▶ [Exercise details]
Identify the lines that contain the word "color", then copy them.

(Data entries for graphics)
************

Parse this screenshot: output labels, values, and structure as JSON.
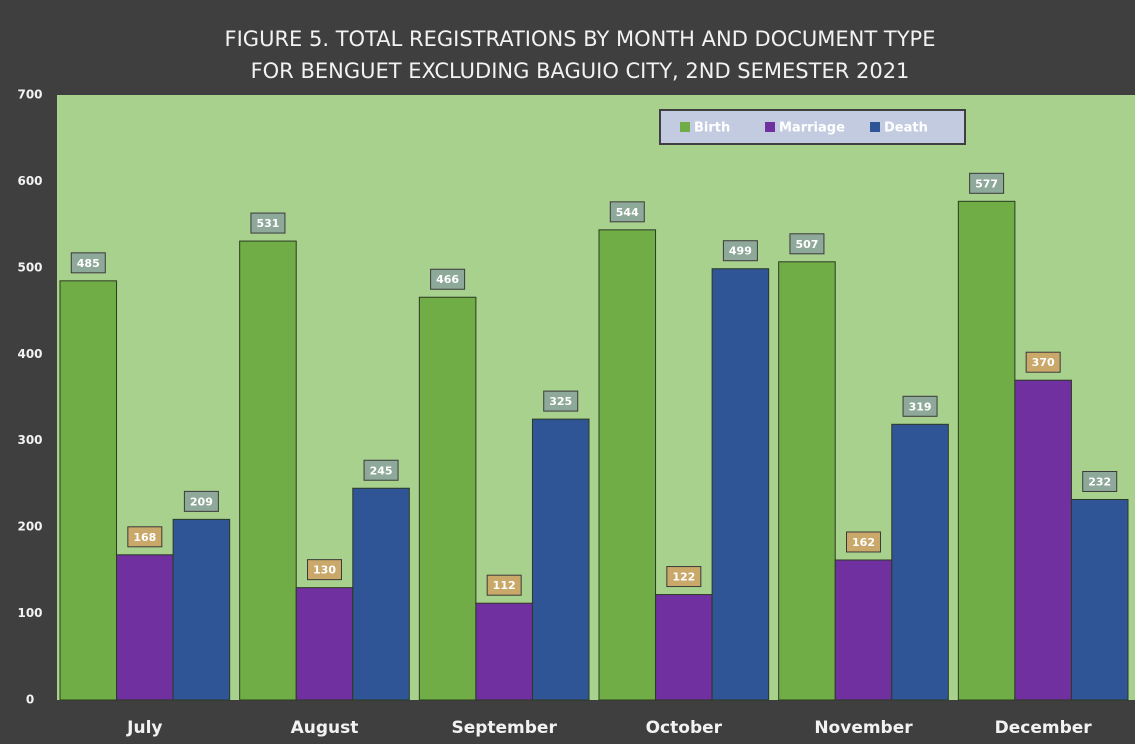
{
  "chart_data": {
    "type": "bar",
    "title": "FIGURE 5. TOTAL REGISTRATIONS BY MONTH AND DOCUMENT TYPE",
    "subtitle": "FOR BENGUET EXCLUDING BAGUIO CITY, 2ND SEMESTER 2021",
    "categories": [
      "July",
      "August",
      "September",
      "October",
      "November",
      "December"
    ],
    "series": [
      {
        "name": "Birth",
        "color": "#70ad47",
        "values": [
          485,
          531,
          466,
          544,
          507,
          577
        ]
      },
      {
        "name": "Marriage",
        "color": "#7030a0",
        "values": [
          168,
          130,
          112,
          122,
          162,
          370
        ]
      },
      {
        "name": "Death",
        "color": "#2f5597",
        "values": [
          209,
          245,
          325,
          499,
          319,
          232
        ]
      }
    ],
    "ylim": [
      0,
      700
    ],
    "yticks": [
      0,
      100,
      200,
      300,
      400,
      500,
      600,
      700
    ],
    "legend": "top-right",
    "plot_background": "#a9d18e"
  }
}
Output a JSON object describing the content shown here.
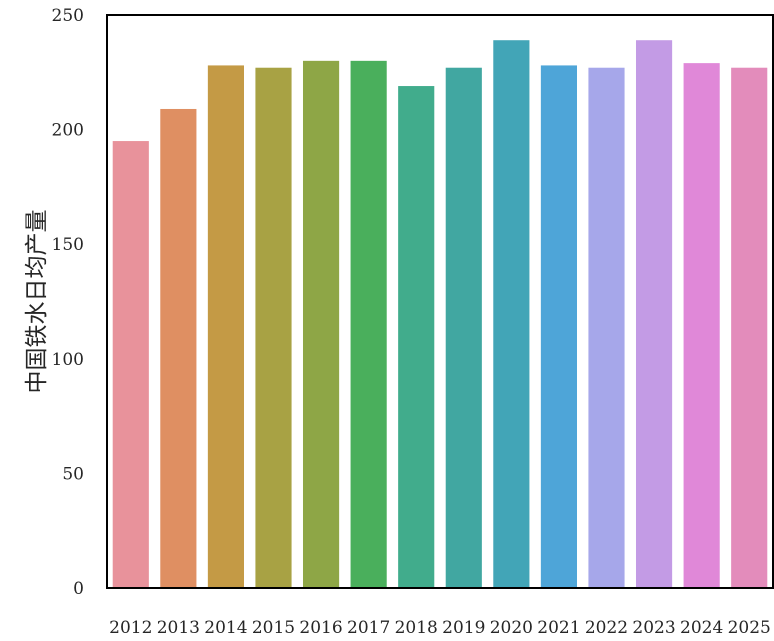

************

▶ [Solved problem]
        "color": "#70ad47",
        "color": "#7030a0",
        "color": "#2f5597",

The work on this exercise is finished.